## What you should do
Reproduce each line exactly. Skip none.

## Material for this task

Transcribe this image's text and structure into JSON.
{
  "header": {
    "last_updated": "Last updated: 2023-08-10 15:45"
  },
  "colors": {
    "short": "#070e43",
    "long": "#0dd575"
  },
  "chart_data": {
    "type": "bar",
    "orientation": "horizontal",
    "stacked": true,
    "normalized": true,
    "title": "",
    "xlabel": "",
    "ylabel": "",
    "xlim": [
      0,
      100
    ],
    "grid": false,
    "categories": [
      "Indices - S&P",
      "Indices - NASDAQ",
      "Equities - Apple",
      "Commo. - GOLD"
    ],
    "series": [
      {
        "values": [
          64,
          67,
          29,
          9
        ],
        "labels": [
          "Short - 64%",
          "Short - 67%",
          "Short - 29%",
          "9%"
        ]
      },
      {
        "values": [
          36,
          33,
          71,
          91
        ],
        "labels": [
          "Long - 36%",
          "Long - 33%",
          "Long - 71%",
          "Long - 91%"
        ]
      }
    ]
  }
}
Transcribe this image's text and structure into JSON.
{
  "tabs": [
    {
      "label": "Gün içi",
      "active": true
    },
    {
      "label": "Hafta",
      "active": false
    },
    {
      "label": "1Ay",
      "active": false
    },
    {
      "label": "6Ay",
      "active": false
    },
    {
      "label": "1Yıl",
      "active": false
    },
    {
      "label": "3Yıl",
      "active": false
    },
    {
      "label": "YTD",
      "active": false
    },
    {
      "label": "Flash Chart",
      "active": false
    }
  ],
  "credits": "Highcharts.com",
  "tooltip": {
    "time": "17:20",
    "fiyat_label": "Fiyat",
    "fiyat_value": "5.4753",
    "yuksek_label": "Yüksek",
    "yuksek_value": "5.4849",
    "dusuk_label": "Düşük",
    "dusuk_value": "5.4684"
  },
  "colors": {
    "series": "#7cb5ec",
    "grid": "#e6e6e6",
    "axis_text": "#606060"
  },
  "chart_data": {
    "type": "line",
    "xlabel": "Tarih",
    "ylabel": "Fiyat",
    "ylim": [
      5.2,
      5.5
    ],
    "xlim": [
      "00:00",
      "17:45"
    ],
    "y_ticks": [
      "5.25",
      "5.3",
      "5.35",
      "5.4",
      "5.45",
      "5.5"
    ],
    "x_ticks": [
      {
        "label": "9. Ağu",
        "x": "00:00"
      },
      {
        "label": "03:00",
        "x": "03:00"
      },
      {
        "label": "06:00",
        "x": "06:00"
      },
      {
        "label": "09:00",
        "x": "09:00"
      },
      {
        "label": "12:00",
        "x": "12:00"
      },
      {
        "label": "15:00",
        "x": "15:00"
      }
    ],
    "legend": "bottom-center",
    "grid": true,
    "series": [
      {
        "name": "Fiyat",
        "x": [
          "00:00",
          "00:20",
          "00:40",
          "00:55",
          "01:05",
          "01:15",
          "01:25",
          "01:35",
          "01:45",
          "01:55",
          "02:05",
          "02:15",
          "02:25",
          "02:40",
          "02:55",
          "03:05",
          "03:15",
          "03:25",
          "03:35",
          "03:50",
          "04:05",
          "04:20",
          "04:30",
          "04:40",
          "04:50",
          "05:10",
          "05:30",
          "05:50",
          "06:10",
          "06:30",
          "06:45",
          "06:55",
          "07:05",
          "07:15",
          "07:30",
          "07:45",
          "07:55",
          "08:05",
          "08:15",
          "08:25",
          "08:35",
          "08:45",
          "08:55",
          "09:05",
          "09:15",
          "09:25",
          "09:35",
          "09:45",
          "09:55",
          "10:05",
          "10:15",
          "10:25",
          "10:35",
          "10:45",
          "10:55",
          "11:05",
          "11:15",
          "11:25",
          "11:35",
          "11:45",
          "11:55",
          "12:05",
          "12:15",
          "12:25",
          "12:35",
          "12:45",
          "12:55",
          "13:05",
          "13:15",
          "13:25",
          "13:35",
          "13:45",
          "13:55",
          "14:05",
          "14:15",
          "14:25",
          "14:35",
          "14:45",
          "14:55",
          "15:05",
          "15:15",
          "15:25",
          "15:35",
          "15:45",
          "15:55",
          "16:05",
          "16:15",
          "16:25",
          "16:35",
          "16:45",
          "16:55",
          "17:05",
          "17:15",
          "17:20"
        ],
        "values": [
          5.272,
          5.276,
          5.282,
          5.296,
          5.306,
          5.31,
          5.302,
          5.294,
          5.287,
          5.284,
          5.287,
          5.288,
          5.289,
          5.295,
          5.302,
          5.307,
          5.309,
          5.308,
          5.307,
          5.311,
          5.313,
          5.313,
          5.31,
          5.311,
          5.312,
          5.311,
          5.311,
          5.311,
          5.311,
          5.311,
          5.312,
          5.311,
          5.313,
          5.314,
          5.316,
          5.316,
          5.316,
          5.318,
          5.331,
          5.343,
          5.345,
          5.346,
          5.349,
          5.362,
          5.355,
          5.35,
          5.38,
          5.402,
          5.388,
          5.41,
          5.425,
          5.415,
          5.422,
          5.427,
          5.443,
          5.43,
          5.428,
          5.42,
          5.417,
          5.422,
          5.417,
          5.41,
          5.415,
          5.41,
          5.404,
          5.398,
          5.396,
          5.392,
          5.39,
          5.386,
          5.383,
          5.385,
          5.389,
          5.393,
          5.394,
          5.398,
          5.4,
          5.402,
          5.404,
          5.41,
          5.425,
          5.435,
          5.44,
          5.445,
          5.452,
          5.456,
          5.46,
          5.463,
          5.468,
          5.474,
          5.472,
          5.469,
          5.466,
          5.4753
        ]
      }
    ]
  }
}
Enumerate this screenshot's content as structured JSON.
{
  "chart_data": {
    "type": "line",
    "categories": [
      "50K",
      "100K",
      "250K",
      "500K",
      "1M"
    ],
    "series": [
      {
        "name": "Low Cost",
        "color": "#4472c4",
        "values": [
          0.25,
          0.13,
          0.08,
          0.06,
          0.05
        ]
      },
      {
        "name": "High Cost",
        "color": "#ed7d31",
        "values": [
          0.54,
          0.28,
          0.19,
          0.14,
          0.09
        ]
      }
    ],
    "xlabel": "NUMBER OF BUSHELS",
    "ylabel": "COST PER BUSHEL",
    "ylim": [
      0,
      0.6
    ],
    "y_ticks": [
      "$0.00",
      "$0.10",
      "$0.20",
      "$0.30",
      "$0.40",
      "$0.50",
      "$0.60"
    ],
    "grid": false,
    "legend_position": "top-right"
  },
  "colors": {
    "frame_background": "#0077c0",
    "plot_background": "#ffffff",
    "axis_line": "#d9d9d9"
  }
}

## Answer to the exercise
Transcribe this image's text and structure into JSON.
{
  "header": {
    "last_updated": "Last updated: 2023-08-10 15:45"
  },
  "colors": {
    "short": "#070e43",
    "long": "#0dd575"
  },
  "chart_data": {
    "type": "bar",
    "orientation": "horizontal",
    "stacked": true,
    "normalized": true,
    "title": "",
    "xlabel": "",
    "ylabel": "",
    "xlim": [
      0,
      100
    ],
    "grid": false,
    "categories": [
      "Indices - S&P",
      "Indices - NASDAQ",
      "Equities - Apple",
      "Commo. - GOLD"
    ],
    "series": [
      {
        "values": [
          64,
          67,
          29,
          9
        ],
        "labels": [
          "Short - 64%",
          "Short - 67%",
          "Short - 29%",
          "9%"
        ]
      },
      {
        "values": [
          36,
          33,
          71,
          91
        ],
        "labels": [
          "Long - 36%",
          "Long - 33%",
          "Long - 71%",
          "Long - 91%"
        ]
      }
    ]
  }
}
Transcribe this image's text and structure into JSON.
{
  "tabs": [
    {
      "label": "Gün içi",
      "active": true
    },
    {
      "label": "Hafta",
      "active": false
    },
    {
      "label": "1Ay",
      "active": false
    },
    {
      "label": "6Ay",
      "active": false
    },
    {
      "label": "1Yıl",
      "active": false
    },
    {
      "label": "3Yıl",
      "active": false
    },
    {
      "label": "YTD",
      "active": false
    },
    {
      "label": "Flash Chart",
      "active": false
    }
  ],
  "credits": "Highcharts.com",
  "tooltip": {
    "time": "17:20",
    "fiyat_label": "Fiyat",
    "fiyat_value": "5.4753",
    "yuksek_label": "Yüksek",
    "yuksek_value": "5.4849",
    "dusuk_label": "Düşük",
    "dusuk_value": "5.4684"
  },
  "colors": {
    "series": "#7cb5ec",
    "grid": "#e6e6e6",
    "axis_text": "#606060"
  },
  "chart_data": {
    "type": "line",
    "xlabel": "Tarih",
    "ylabel": "Fiyat",
    "ylim": [
      5.2,
      5.5
    ],
    "xlim": [
      "00:00",
      "17:45"
    ],
    "y_ticks": [
      "5.25",
      "5.3",
      "5.35",
      "5.4",
      "5.45",
      "5.5"
    ],
    "x_ticks": [
      {
        "label": "9. Ağu",
        "x": "00:00"
      },
      {
        "label": "03:00",
        "x": "03:00"
      },
      {
        "label": "06:00",
        "x": "06:00"
      },
      {
        "label": "09:00",
        "x": "09:00"
      },
      {
        "label": "12:00",
        "x": "12:00"
      },
      {
        "label": "15:00",
        "x": "15:00"
      }
    ],
    "legend": "bottom-center",
    "grid": true,
    "series": [
      {
        "name": "Fiyat",
        "x": [
          "00:00",
          "00:20",
          "00:40",
          "00:55",
          "01:05",
          "01:15",
          "01:25",
          "01:35",
          "01:45",
          "01:55",
          "02:05",
          "02:15",
          "02:25",
          "02:40",
          "02:55",
          "03:05",
          "03:15",
          "03:25",
          "03:35",
          "03:50",
          "04:05",
          "04:20",
          "04:30",
          "04:40",
          "04:50",
          "05:10",
          "05:30",
          "05:50",
          "06:10",
          "06:30",
          "06:45",
          "06:55",
          "07:05",
          "07:15",
          "07:30",
          "07:45",
          "07:55",
          "08:05",
          "08:15",
          "08:25",
          "08:35",
          "08:45",
          "08:55",
          "09:05",
          "09:15",
          "09:25",
          "09:35",
          "09:45",
          "09:55",
          "10:05",
          "10:15",
          "10:25",
          "10:35",
          "10:45",
          "10:55",
          "11:05",
          "11:15",
          "11:25",
          "11:35",
          "11:45",
          "11:55",
          "12:05",
          "12:15",
          "12:25",
          "12:35",
          "12:45",
          "12:55",
          "13:05",
          "13:15",
          "13:25",
          "13:35",
          "13:45",
          "13:55",
          "14:05",
          "14:15",
          "14:25",
          "14:35",
          "14:45",
          "14:55",
          "15:05",
          "15:15",
          "15:25",
          "15:35",
          "15:45",
          "15:55",
          "16:05",
          "16:15",
          "16:25",
          "16:35",
          "16:45",
          "16:55",
          "17:05",
          "17:15",
          "17:20"
        ],
        "values": [
          5.272,
          5.276,
          5.282,
          5.296,
          5.306,
          5.31,
          5.302,
          5.294,
          5.287,
          5.284,
          5.287,
          5.288,
          5.289,
          5.295,
          5.302,
          5.307,
          5.309,
          5.308,
          5.307,
          5.311,
          5.313,
          5.313,
          5.31,
          5.311,
          5.312,
          5.311,
          5.311,
          5.311,
          5.311,
          5.311,
          5.312,
          5.311,
          5.313,
          5.314,
          5.316,
          5.316,
          5.316,
          5.318,
          5.331,
          5.343,
          5.345,
          5.346,
          5.349,
          5.362,
          5.355,
          5.35,
          5.38,
          5.402,
          5.388,
          5.41,
          5.425,
          5.415,
          5.422,
          5.427,
          5.443,
          5.43,
          5.428,
          5.42,
          5.417,
          5.422,
          5.417,
          5.41,
          5.415,
          5.41,
          5.404,
          5.398,
          5.396,
          5.392,
          5.39,
          5.386,
          5.383,
          5.385,
          5.389,
          5.393,
          5.394,
          5.398,
          5.4,
          5.402,
          5.404,
          5.41,
          5.425,
          5.435,
          5.44,
          5.445,
          5.452,
          5.456,
          5.46,
          5.463,
          5.468,
          5.474,
          5.472,
          5.469,
          5.466,
          5.4753
        ]
      }
    ]
  }
}
Enumerate this screenshot's content as structured JSON.
{
  "chart_data": {
    "type": "line",
    "categories": [
      "50K",
      "100K",
      "250K",
      "500K",
      "1M"
    ],
    "series": [
      {
        "name": "Low Cost",
        "color": "#4472c4",
        "values": [
          0.25,
          0.13,
          0.08,
          0.06,
          0.05
        ]
      },
      {
        "name": "High Cost",
        "color": "#ed7d31",
        "values": [
          0.54,
          0.28,
          0.19,
          0.14,
          0.09
        ]
      }
    ],
    "xlabel": "NUMBER OF BUSHELS",
    "ylabel": "COST PER BUSHEL",
    "ylim": [
      0,
      0.6
    ],
    "y_ticks": [
      "$0.00",
      "$0.10",
      "$0.20",
      "$0.30",
      "$0.40",
      "$0.50",
      "$0.60"
    ],
    "grid": false,
    "legend_position": "top-right"
  },
  "colors": {
    "frame_background": "#0077c0",
    "plot_background": "#ffffff",
    "axis_line": "#d9d9d9"
  }
}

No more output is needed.